WHAT YOU NEED TO DO: Below are the records; copy each line in them that holds the word "both".

AVAILABLE RECORDS:
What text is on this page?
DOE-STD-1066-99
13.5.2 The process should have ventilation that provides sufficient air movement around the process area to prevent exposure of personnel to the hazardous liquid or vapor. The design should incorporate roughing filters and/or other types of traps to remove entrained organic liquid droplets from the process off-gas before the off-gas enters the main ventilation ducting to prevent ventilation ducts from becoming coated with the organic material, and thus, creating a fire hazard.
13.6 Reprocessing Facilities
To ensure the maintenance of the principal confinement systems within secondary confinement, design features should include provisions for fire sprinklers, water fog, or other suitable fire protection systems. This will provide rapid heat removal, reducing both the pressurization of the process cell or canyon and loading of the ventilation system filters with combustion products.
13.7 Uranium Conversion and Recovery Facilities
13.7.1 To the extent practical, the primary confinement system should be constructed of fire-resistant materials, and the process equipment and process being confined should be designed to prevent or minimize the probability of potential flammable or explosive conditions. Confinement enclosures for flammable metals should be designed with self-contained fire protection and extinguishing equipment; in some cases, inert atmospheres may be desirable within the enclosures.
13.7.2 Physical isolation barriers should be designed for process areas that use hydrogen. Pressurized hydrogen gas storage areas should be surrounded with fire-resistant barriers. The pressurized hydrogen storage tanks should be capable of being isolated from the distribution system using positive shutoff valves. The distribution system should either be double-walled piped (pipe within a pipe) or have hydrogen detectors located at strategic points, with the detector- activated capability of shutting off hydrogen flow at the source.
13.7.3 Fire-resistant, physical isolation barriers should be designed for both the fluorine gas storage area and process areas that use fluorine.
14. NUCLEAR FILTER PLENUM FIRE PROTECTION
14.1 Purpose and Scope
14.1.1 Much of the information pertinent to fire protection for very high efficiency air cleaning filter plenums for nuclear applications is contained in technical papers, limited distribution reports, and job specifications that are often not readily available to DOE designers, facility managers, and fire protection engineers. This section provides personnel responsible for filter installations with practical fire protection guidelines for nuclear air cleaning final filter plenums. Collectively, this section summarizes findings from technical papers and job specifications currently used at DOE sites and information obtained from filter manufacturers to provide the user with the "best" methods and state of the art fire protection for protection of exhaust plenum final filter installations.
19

FINISHED TASK:
To ensure the maintenance of the principal confinement systems within secondary confinement, design features should include provisions for fire sprinklers, water fog, or other suitable fire protection systems. This will provide rapid heat removal, reducing both the pressurization of the process cell or canyon and loading of the ventilation system filters with combustion products.
13.7.3 Fire-resistant, physical isolation barriers should be designed for both the fluorine gas storage area and process areas that use fluorine.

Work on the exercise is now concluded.